STATED EXERCISE
Without altering anything, repeat each of the records.
=== DATASET CONTENT ===
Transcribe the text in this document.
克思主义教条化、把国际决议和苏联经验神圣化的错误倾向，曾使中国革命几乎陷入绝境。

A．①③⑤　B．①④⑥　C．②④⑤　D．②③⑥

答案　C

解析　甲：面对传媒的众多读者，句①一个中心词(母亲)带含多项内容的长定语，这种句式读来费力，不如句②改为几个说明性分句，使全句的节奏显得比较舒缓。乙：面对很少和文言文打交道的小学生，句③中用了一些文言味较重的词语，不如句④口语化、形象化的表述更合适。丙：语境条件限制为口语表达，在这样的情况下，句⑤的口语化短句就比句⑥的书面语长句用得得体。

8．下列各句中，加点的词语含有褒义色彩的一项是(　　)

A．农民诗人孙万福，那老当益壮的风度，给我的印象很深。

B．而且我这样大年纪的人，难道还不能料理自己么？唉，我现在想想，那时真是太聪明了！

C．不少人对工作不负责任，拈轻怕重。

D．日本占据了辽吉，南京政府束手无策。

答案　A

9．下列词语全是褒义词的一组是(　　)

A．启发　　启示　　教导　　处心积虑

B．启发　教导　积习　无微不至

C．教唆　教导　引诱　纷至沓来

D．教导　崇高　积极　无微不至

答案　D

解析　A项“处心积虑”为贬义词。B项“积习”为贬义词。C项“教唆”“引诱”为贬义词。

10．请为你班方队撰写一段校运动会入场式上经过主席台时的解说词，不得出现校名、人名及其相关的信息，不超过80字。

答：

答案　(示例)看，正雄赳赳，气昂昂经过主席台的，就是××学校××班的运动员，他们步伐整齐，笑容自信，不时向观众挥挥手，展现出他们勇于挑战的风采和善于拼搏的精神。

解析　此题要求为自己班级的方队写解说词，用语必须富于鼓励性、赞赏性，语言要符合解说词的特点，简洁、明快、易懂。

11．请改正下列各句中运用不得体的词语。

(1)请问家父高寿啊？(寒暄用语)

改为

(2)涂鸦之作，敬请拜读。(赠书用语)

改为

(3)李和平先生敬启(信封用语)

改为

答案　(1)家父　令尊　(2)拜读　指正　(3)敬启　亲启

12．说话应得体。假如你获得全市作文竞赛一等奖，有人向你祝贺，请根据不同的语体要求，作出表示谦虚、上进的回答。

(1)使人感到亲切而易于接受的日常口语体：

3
===
WRITTEN REPLY
Transcribe the text in this document.
克思主义教条化、把国际决议和苏联经验神圣化的错误倾向，曾使中国革命几乎陷入绝境。

A．①③⑤　B．①④⑥　C．②④⑤　D．②③⑥

答案　C

解析　甲：面对传媒的众多读者，句①一个中心词(母亲)带含多项内容的长定语，这种句式读来费力，不如句②改为几个说明性分句，使全句的节奏显得比较舒缓。乙：面对很少和文言文打交道的小学生，句③中用了一些文言味较重的词语，不如句④口语化、形象化的表述更合适。丙：语境条件限制为口语表达，在这样的情况下，句⑤的口语化短句就比句⑥的书面语长句用得得体。

8．下列各句中，加点的词语含有褒义色彩的一项是(　　)

A．农民诗人孙万福，那老当益壮的风度，给我的印象很深。

B．而且我这样大年纪的人，难道还不能料理自己么？唉，我现在想想，那时真是太聪明了！

C．不少人对工作不负责任，拈轻怕重。

D．日本占据了辽吉，南京政府束手无策。

答案　A

9．下列词语全是褒义词的一组是(　　)

A．启发　　启示　　教导　　处心积虑

B．启发　教导　积习　无微不至

C．教唆　教导　引诱　纷至沓来

D．教导　崇高　积极　无微不至

答案　D

解析　A项“处心积虑”为贬义词。B项“积习”为贬义词。C项“教唆”“引诱”为贬义词。

10．请为你班方队撰写一段校运动会入场式上经过主席台时的解说词，不得出现校名、人名及其相关的信息，不超过80字。

答：

答案　(示例)看，正雄赳赳，气昂昂经过主席台的，就是××学校××班的运动员，他们步伐整齐，笑容自信，不时向观众挥挥手，展现出他们勇于挑战的风采和善于拼搏的精神。

解析　此题要求为自己班级的方队写解说词，用语必须富于鼓励性、赞赏性，语言要符合解说词的特点，简洁、明快、易懂。

11．请改正下列各句中运用不得体的词语。

(1)请问家父高寿啊？(寒暄用语)

改为

(2)涂鸦之作，敬请拜读。(赠书用语)

改为

(3)李和平先生敬启(信封用语)

改为

答案　(1)家父　令尊　(2)拜读　指正　(3)敬启　亲启

12．说话应得体。假如你获得全市作文竞赛一等奖，有人向你祝贺，请根据不同的语体要求，作出表示谦虚、上进的回答。

(1)使人感到亲切而易于接受的日常口语体：

3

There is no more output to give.